:: QUOTED PASSAGE ::
————

Perhaps despite herself, Adele’s life has been perfect fodder for a tabloid age. Starting with 19, which detailed the rise and fall of a previous relationship, she lived out her life in song. Her ups and downs – her breakup, her vocal-cord problems, her issues with her father, who sold his own story to the tabloids – turned her into a walking-talking reality show. “I’m a drama queen,” she told Rolling Stone, and indeed her life in the past few years has had as much tumult as a VH1 reality series. “People have this feeling she’s telling it to them straight,” says Wilson. “You’re going to get a journalistic report from where she’s at in life.”
At the same time, Adele has been almost MIA for a star of her magnitude -she hasn’t plastered herself all over TV or toured nonstop. Some of that absence is for medical reasons: Thanks to the vocal-cord hemorrhage that forced her to undergo surgery last fall, she canceled a major U.S. tour in 2011. A potential 2012 tour was derailed after she and her boyfriend, Simon Konecki, a co-founder of the British charity Drop4Drop, announced this summer that she was pregnant. Her manager and label also decided they didn’t want to oversaturate the market, so they made only two videos for 21 and avoided appearances on American Idol and its ilk.
Intentional or not, Adele’s relative absence has created something rare in pop in the 21st century: a sense of mystique and a focus on the music. Years ago, especially in the pre-Internet era, pop stars weren’t in our faces on an hourly basis. We didn’t see them in commercials or television shows or in grainy TMZ clips. We knew what they looked like, but we related to them largely for their songs and records. Adele harks back to those days, and not merely with her Dusty Springfield bouffant. “She knows less is more,” Stringer says, adding with a slight sigh, “We’ve lost our sense of aura, like we had 30 or 40 years ago. It’s gratifying to know we can get across to people with just the power of music.”
Adele’s air of mystery may continue whether she wants it to or not. By the end of the year, she’ll have a baby, and everything else will come to a halt for a while. Dickins says Adele might be working on new material at home, but the manager can’t say for sure. Epworth met with her in London a few weeks ago and came away with the impression that making a new album isn’t exactly high on her priority list. “I get the feeling she’s not in the head space about making music at the moment,” he says. Tedder has sent her a few new ideas for songs but isn’t sure what will come of them, either. (At press time, Adele was rumored to be singing the theme song to the upcoming James Bond film, Skyfall, but a representative at Sony says such stories are “speculation.”)

————

:: Dataset entries ::
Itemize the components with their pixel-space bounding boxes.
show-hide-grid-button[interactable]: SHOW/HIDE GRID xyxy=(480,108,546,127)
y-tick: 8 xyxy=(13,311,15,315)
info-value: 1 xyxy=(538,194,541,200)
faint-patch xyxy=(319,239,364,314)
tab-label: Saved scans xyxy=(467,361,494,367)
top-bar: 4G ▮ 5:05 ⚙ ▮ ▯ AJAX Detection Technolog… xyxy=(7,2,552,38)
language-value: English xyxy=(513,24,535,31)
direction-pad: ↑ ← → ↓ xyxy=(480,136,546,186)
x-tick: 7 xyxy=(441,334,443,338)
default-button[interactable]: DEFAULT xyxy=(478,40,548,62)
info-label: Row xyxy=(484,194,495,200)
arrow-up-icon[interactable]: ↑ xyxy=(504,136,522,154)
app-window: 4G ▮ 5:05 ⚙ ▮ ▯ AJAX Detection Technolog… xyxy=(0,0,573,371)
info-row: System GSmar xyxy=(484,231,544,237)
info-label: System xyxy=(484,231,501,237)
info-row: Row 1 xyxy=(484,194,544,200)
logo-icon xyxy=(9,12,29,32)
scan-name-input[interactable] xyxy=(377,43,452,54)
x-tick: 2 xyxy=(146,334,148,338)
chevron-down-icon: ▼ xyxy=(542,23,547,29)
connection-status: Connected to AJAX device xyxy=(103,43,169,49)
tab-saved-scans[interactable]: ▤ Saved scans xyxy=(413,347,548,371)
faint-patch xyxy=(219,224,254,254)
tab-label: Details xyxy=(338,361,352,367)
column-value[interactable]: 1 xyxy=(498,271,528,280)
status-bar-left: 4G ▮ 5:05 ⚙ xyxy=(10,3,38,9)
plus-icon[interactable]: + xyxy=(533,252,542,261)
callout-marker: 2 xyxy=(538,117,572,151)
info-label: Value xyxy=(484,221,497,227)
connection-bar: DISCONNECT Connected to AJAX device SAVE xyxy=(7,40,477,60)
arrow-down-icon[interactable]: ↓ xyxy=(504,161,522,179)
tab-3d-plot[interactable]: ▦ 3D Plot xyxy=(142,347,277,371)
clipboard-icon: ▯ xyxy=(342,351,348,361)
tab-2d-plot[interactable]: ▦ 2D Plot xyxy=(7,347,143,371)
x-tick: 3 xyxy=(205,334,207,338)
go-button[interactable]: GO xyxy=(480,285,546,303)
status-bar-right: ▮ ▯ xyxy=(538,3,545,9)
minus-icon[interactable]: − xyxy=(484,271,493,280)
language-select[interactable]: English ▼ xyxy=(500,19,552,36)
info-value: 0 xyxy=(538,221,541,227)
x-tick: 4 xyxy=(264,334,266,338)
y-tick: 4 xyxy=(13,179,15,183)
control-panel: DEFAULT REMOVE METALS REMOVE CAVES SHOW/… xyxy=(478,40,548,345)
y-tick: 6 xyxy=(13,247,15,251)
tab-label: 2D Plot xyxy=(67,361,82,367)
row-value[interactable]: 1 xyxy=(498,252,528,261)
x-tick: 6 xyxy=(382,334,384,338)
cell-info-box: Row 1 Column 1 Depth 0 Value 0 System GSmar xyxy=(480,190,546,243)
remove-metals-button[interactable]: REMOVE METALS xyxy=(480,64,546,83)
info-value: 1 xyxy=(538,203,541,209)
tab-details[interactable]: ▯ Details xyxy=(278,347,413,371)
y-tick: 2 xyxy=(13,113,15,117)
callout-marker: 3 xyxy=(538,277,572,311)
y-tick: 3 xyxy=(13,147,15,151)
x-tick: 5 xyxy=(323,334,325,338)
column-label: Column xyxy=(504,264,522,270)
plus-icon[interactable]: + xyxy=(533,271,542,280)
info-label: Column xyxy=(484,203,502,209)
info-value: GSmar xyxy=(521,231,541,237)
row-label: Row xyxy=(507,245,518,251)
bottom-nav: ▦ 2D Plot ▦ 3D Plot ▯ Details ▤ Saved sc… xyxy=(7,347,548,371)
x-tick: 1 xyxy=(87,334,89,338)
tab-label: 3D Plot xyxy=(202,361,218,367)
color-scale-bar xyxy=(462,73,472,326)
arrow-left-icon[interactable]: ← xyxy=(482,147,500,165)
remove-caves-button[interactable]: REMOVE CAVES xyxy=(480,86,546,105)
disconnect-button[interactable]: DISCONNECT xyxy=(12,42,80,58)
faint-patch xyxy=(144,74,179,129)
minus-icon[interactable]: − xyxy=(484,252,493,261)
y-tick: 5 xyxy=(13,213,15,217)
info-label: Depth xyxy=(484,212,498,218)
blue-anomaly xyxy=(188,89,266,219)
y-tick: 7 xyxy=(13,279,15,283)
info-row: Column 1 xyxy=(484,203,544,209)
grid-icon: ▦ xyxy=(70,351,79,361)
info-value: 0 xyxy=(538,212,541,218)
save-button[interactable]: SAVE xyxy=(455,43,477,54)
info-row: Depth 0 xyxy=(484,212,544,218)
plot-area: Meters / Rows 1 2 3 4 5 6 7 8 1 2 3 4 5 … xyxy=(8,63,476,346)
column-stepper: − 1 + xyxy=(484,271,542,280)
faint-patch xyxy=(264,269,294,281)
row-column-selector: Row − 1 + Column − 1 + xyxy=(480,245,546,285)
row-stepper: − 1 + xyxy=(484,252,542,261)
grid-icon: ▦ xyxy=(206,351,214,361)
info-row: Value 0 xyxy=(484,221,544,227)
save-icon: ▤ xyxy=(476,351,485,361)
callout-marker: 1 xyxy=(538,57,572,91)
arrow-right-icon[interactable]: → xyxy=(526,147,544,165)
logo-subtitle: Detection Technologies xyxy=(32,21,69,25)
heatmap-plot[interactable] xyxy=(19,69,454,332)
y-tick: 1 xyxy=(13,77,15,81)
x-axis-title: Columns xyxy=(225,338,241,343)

————

:: TASK SET ::
• a. Repeat the section of the article about Adele between "At the same" and "and its ilk.", inclusive.
• b. According to the article about Adele, what medical problem led her to cancel a major U.S. tour in 2011?

:: TASK RESULTS ::
• a.
At the same time, Adele has been almost MIA for a star of her magnitude -she hasn’t plastered herself all over TV or toured nonstop. Some of that absence is for medical reasons: Thanks to the vocal-cord hemorrhage that forced her to undergo surgery last fall, she canceled a major U.S. tour in 2011. A potential 2012 tour was derailed after she and her boyfriend, Simon Konecki, a co-founder of the British charity Drop4Drop, announced this summer that she was pregnant. Her manager and label also decided they didn’t want to oversaturate the market, so they made only two videos for 21 and avoided appearances on American Idol and its ilk.

• b. A vocal-cord hemorrhage that forced her to undergo surgery.